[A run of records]
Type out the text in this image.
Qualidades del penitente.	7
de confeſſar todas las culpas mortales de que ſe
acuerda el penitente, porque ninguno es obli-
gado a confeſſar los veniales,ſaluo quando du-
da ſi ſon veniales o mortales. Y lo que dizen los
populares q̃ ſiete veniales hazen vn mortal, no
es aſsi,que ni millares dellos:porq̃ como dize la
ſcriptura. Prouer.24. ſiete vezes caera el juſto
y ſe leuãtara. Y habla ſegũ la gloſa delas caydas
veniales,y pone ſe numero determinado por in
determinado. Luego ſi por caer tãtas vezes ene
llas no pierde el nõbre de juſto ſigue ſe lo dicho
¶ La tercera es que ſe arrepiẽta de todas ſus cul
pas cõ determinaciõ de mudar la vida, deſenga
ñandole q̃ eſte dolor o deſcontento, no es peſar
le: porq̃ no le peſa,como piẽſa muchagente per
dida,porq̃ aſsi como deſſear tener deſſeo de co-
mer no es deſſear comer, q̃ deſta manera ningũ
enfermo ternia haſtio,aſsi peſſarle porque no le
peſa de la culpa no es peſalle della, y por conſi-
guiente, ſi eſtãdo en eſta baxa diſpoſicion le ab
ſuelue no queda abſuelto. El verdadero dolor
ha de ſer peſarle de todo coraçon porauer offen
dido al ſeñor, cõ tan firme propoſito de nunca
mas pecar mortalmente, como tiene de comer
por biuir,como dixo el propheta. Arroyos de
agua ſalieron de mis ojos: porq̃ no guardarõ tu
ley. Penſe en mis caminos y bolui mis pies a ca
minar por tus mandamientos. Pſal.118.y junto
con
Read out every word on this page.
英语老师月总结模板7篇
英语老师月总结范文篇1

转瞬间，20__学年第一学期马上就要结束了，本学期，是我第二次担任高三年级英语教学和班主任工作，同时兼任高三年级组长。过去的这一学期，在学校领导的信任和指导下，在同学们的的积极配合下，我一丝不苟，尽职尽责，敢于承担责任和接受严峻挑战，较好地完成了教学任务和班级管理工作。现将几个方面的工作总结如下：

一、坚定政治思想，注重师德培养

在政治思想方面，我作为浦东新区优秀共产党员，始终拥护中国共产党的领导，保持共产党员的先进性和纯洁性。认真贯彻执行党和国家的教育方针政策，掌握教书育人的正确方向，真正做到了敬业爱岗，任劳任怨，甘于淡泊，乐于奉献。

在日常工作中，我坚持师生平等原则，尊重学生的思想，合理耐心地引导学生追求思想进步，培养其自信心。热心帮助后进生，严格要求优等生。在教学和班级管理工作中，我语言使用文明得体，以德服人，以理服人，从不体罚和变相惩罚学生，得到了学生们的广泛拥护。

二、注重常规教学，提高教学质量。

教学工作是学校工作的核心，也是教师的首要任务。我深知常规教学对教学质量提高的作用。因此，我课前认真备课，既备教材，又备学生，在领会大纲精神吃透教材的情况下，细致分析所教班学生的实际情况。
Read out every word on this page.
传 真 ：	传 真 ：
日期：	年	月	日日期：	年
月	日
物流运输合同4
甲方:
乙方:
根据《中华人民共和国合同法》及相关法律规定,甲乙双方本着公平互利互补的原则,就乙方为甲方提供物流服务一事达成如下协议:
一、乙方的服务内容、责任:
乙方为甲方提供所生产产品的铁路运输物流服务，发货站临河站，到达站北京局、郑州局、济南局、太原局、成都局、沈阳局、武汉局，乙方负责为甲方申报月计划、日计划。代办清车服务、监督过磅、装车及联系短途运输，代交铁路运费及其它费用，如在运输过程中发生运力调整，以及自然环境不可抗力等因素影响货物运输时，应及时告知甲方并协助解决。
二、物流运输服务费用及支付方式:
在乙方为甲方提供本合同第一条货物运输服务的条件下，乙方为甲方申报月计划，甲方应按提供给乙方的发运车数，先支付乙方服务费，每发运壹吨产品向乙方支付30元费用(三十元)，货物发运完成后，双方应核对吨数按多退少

- [Exercise aim] Give the listing above again, word for word.

- [Correct result]
Type out the text in this image.
Qualidades del penitente.	7
de confeſſar todas las culpas mortales de que ſe
acuerda el penitente, porque ninguno es obli-
gado a confeſſar los veniales,ſaluo quando du-
da ſi ſon veniales o mortales. Y lo que dizen los
populares q̃ ſiete veniales hazen vn mortal, no
es aſsi,que ni millares dellos:porq̃ como dize la
ſcriptura. Prouer.24. ſiete vezes caera el juſto
y ſe leuãtara. Y habla ſegũ la gloſa delas caydas
veniales,y pone ſe numero determinado por in
determinado. Luego ſi por caer tãtas vezes ene
llas no pierde el nõbre de juſto ſigue ſe lo dicho
¶ La tercera es que ſe arrepiẽta de todas ſus cul
pas cõ determinaciõ de mudar la vida, deſenga
ñandole q̃ eſte dolor o deſcontento, no es peſar
le: porq̃ no le peſa,como piẽſa muchagente per
dida,porq̃ aſsi como deſſear tener deſſeo de co-
mer no es deſſear comer, q̃ deſta manera ningũ
enfermo ternia haſtio,aſsi peſſarle porque no le
peſa de la culpa no es peſalle della, y por conſi-
guiente, ſi eſtãdo en eſta baxa diſpoſicion le ab
ſuelue no queda abſuelto. El verdadero dolor
ha de ſer peſarle de todo coraçon porauer offen
dido al ſeñor, cõ tan firme propoſito de nunca
mas pecar mortalmente, como tiene de comer
por biuir,como dixo el propheta. Arroyos de
agua ſalieron de mis ojos: porq̃ no guardarõ tu
ley. Penſe en mis caminos y bolui mis pies a ca
minar por tus mandamientos. Pſal.118.y junto
con
Read out every word on this page.
英语老师月总结模板7篇
英语老师月总结范文篇1

转瞬间，20__学年第一学期马上就要结束了，本学期，是我第二次担任高三年级英语教学和班主任工作，同时兼任高三年级组长。过去的这一学期，在学校领导的信任和指导下，在同学们的的积极配合下，我一丝不苟，尽职尽责，敢于承担责任和接受严峻挑战，较好地完成了教学任务和班级管理工作。现将几个方面的工作总结如下：

一、坚定政治思想，注重师德培养

在政治思想方面，我作为浦东新区优秀共产党员，始终拥护中国共产党的领导，保持共产党员的先进性和纯洁性。认真贯彻执行党和国家的教育方针政策，掌握教书育人的正确方向，真正做到了敬业爱岗，任劳任怨，甘于淡泊，乐于奉献。

在日常工作中，我坚持师生平等原则，尊重学生的思想，合理耐心地引导学生追求思想进步，培养其自信心。热心帮助后进生，严格要求优等生。在教学和班级管理工作中，我语言使用文明得体，以德服人，以理服人，从不体罚和变相惩罚学生，得到了学生们的广泛拥护。

二、注重常规教学，提高教学质量。

教学工作是学校工作的核心，也是教师的首要任务。我深知常规教学对教学质量提高的作用。因此，我课前认真备课，既备教材，又备学生，在领会大纲精神吃透教材的情况下，细致分析所教班学生的实际情况。
Read out every word on this page.
传 真 ：	传 真 ：
日期：	年	月	日日期：	年
月	日
物流运输合同4
甲方:
乙方:
根据《中华人民共和国合同法》及相关法律规定,甲乙双方本着公平互利互补的原则,就乙方为甲方提供物流服务一事达成如下协议:
一、乙方的服务内容、责任:
乙方为甲方提供所生产产品的铁路运输物流服务，发货站临河站，到达站北京局、郑州局、济南局、太原局、成都局、沈阳局、武汉局，乙方负责为甲方申报月计划、日计划。代办清车服务、监督过磅、装车及联系短途运输，代交铁路运费及其它费用，如在运输过程中发生运力调整，以及自然环境不可抗力等因素影响货物运输时，应及时告知甲方并协助解决。
二、物流运输服务费用及支付方式:
在乙方为甲方提供本合同第一条货物运输服务的条件下，乙方为甲方申报月计划，甲方应按提供给乙方的发运车数，先支付乙方服务费，每发运壹吨产品向乙方支付30元费用(三十元)，货物发运完成后，双方应核对吨数按多退少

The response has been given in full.